WORK REQUEST. Give back each line of the listing precisely as written.

DATA EXTRACT.
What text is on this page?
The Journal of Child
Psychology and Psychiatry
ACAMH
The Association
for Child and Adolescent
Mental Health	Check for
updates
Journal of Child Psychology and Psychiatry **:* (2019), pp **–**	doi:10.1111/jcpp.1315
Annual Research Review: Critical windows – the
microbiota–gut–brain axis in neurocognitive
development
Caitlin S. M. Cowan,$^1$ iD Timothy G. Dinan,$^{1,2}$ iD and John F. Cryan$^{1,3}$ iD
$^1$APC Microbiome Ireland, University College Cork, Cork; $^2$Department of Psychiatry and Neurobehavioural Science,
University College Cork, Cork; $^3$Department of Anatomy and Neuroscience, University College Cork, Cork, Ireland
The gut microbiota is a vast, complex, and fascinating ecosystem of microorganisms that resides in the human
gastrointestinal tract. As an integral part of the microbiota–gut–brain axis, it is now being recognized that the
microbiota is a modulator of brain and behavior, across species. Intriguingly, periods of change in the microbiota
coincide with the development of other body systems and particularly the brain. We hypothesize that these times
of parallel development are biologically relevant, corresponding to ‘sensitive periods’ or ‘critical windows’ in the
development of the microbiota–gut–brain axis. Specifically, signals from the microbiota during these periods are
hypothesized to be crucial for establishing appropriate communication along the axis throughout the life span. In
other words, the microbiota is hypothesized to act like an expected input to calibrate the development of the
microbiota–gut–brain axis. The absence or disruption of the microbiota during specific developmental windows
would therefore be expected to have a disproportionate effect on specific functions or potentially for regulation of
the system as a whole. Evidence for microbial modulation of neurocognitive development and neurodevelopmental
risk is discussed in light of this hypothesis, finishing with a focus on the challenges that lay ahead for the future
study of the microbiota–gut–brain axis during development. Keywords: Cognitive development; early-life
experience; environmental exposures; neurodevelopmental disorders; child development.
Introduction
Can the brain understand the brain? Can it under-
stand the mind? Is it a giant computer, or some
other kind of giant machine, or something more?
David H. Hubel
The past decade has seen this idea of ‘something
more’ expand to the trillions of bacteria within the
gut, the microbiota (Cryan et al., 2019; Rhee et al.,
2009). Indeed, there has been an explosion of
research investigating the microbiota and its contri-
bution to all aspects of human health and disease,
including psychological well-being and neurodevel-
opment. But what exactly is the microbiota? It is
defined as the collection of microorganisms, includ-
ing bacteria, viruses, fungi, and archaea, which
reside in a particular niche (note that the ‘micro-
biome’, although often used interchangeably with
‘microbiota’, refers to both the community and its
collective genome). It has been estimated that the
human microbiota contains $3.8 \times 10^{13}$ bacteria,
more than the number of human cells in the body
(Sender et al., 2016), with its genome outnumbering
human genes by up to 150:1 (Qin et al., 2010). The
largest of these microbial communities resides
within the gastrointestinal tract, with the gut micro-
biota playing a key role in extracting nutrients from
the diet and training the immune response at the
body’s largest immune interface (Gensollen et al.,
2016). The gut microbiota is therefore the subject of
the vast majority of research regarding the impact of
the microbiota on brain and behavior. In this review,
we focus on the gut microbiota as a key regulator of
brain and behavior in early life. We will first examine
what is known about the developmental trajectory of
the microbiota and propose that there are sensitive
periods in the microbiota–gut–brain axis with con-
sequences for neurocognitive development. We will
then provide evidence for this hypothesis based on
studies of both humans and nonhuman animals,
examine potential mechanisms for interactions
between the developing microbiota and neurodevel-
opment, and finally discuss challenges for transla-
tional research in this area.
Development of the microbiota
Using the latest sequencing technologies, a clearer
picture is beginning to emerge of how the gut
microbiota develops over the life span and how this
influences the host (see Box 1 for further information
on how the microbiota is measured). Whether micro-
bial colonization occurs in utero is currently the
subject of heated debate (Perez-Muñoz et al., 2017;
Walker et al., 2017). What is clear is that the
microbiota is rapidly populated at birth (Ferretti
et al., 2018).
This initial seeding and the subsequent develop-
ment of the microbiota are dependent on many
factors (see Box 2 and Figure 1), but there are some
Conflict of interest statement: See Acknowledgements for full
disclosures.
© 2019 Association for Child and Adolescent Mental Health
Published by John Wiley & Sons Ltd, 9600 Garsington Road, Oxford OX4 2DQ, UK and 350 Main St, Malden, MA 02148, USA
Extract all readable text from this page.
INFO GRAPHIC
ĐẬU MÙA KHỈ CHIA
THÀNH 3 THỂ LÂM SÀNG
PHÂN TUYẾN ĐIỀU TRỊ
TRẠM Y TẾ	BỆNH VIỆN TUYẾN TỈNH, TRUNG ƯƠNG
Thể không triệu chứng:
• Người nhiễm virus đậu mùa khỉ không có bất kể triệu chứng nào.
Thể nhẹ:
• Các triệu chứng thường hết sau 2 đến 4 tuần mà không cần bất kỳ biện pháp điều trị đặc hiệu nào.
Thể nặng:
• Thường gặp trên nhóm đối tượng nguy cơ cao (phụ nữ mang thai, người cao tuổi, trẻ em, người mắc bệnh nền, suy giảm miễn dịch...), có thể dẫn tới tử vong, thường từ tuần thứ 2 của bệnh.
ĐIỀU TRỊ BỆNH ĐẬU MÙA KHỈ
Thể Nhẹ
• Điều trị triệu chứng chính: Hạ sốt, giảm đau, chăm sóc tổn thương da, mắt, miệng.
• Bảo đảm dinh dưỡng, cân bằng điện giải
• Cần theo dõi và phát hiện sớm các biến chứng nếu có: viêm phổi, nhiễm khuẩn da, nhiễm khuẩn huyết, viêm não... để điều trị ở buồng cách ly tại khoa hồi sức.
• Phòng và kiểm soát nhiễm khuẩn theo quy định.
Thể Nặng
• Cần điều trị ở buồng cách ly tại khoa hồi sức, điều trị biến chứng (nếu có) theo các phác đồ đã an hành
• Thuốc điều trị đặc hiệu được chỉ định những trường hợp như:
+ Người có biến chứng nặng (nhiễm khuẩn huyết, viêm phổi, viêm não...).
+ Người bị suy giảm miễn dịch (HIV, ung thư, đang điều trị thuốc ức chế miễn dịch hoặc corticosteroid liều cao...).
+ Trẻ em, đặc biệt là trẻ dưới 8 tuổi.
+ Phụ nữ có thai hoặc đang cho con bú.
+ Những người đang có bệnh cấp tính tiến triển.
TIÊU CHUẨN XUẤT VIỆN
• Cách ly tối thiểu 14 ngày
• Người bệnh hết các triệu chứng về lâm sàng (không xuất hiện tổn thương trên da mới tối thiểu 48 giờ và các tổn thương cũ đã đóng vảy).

RESPONSE AREA.
What text is on this page?
The Journal of Child
Psychology and Psychiatry
ACAMH
The Association
for Child and Adolescent
Mental Health	Check for
updates
Journal of Child Psychology and Psychiatry **:* (2019), pp **–**	doi:10.1111/jcpp.1315
Annual Research Review: Critical windows – the
microbiota–gut–brain axis in neurocognitive
development
Caitlin S. M. Cowan,$^1$ iD Timothy G. Dinan,$^{1,2}$ iD and John F. Cryan$^{1,3}$ iD
$^1$APC Microbiome Ireland, University College Cork, Cork; $^2$Department of Psychiatry and Neurobehavioural Science,
University College Cork, Cork; $^3$Department of Anatomy and Neuroscience, University College Cork, Cork, Ireland
The gut microbiota is a vast, complex, and fascinating ecosystem of microorganisms that resides in the human
gastrointestinal tract. As an integral part of the microbiota–gut–brain axis, it is now being recognized that the
microbiota is a modulator of brain and behavior, across species. Intriguingly, periods of change in the microbiota
coincide with the development of other body systems and particularly the brain. We hypothesize that these times
of parallel development are biologically relevant, corresponding to ‘sensitive periods’ or ‘critical windows’ in the
development of the microbiota–gut–brain axis. Specifically, signals from the microbiota during these periods are
hypothesized to be crucial for establishing appropriate communication along the axis throughout the life span. In
other words, the microbiota is hypothesized to act like an expected input to calibrate the development of the
microbiota–gut–brain axis. The absence or disruption of the microbiota during specific developmental windows
would therefore be expected to have a disproportionate effect on specific functions or potentially for regulation of
the system as a whole. Evidence for microbial modulation of neurocognitive development and neurodevelopmental
risk is discussed in light of this hypothesis, finishing with a focus on the challenges that lay ahead for the future
study of the microbiota–gut–brain axis during development. Keywords: Cognitive development; early-life
experience; environmental exposures; neurodevelopmental disorders; child development.
Introduction
Can the brain understand the brain? Can it under-
stand the mind? Is it a giant computer, or some
other kind of giant machine, or something more?
David H. Hubel
The past decade has seen this idea of ‘something
more’ expand to the trillions of bacteria within the
gut, the microbiota (Cryan et al., 2019; Rhee et al.,
2009). Indeed, there has been an explosion of
research investigating the microbiota and its contri-
bution to all aspects of human health and disease,
including psychological well-being and neurodevel-
opment. But what exactly is the microbiota? It is
defined as the collection of microorganisms, includ-
ing bacteria, viruses, fungi, and archaea, which
reside in a particular niche (note that the ‘micro-
biome’, although often used interchangeably with
‘microbiota’, refers to both the community and its
collective genome). It has been estimated that the
human microbiota contains $3.8 \times 10^{13}$ bacteria,
more than the number of human cells in the body
(Sender et al., 2016), with its genome outnumbering
human genes by up to 150:1 (Qin et al., 2010). The
largest of these microbial communities resides
within the gastrointestinal tract, with the gut micro-
biota playing a key role in extracting nutrients from
the diet and training the immune response at the
body’s largest immune interface (Gensollen et al.,
2016). The gut microbiota is therefore the subject of
the vast majority of research regarding the impact of
the microbiota on brain and behavior. In this review,
we focus on the gut microbiota as a key regulator of
brain and behavior in early life. We will first examine
what is known about the developmental trajectory of
the microbiota and propose that there are sensitive
periods in the microbiota–gut–brain axis with con-
sequences for neurocognitive development. We will
then provide evidence for this hypothesis based on
studies of both humans and nonhuman animals,
examine potential mechanisms for interactions
between the developing microbiota and neurodevel-
opment, and finally discuss challenges for transla-
tional research in this area.
Development of the microbiota
Using the latest sequencing technologies, a clearer
picture is beginning to emerge of how the gut
microbiota develops over the life span and how this
influences the host (see Box 1 for further information
on how the microbiota is measured). Whether micro-
bial colonization occurs in utero is currently the
subject of heated debate (Perez-Muñoz et al., 2017;
Walker et al., 2017). What is clear is that the
microbiota is rapidly populated at birth (Ferretti
et al., 2018).
This initial seeding and the subsequent develop-
ment of the microbiota are dependent on many
factors (see Box 2 and Figure 1), but there are some
Conflict of interest statement: See Acknowledgements for full
disclosures.
© 2019 Association for Child and Adolescent Mental Health
Published by John Wiley & Sons Ltd, 9600 Garsington Road, Oxford OX4 2DQ, UK and 350 Main St, Malden, MA 02148, USA
Extract all readable text from this page.
INFO GRAPHIC
ĐẬU MÙA KHỈ CHIA
THÀNH 3 THỂ LÂM SÀNG
PHÂN TUYẾN ĐIỀU TRỊ
TRẠM Y TẾ	BỆNH VIỆN TUYẾN TỈNH, TRUNG ƯƠNG
Thể không triệu chứng:
• Người nhiễm virus đậu mùa khỉ không có bất kể triệu chứng nào.
Thể nhẹ:
• Các triệu chứng thường hết sau 2 đến 4 tuần mà không cần bất kỳ biện pháp điều trị đặc hiệu nào.
Thể nặng:
• Thường gặp trên nhóm đối tượng nguy cơ cao (phụ nữ mang thai, người cao tuổi, trẻ em, người mắc bệnh nền, suy giảm miễn dịch...), có thể dẫn tới tử vong, thường từ tuần thứ 2 của bệnh.
ĐIỀU TRỊ BỆNH ĐẬU MÙA KHỈ
Thể Nhẹ
• Điều trị triệu chứng chính: Hạ sốt, giảm đau, chăm sóc tổn thương da, mắt, miệng.
• Bảo đảm dinh dưỡng, cân bằng điện giải
• Cần theo dõi và phát hiện sớm các biến chứng nếu có: viêm phổi, nhiễm khuẩn da, nhiễm khuẩn huyết, viêm não... để điều trị ở buồng cách ly tại khoa hồi sức.
• Phòng và kiểm soát nhiễm khuẩn theo quy định.
Thể Nặng
• Cần điều trị ở buồng cách ly tại khoa hồi sức, điều trị biến chứng (nếu có) theo các phác đồ đã an hành
• Thuốc điều trị đặc hiệu được chỉ định những trường hợp như:
+ Người có biến chứng nặng (nhiễm khuẩn huyết, viêm phổi, viêm não...).
+ Người bị suy giảm miễn dịch (HIV, ung thư, đang điều trị thuốc ức chế miễn dịch hoặc corticosteroid liều cao...).
+ Trẻ em, đặc biệt là trẻ dưới 8 tuổi.
+ Phụ nữ có thai hoặc đang cho con bú.
+ Những người đang có bệnh cấp tính tiến triển.
TIÊU CHUẨN XUẤT VIỆN
• Cách ly tối thiểu 14 ngày
• Người bệnh hết các triệu chứng về lâm sàng (không xuất hiện tổn thương trên da mới tối thiểu 48 giờ và các tổn thương cũ đã đóng vảy).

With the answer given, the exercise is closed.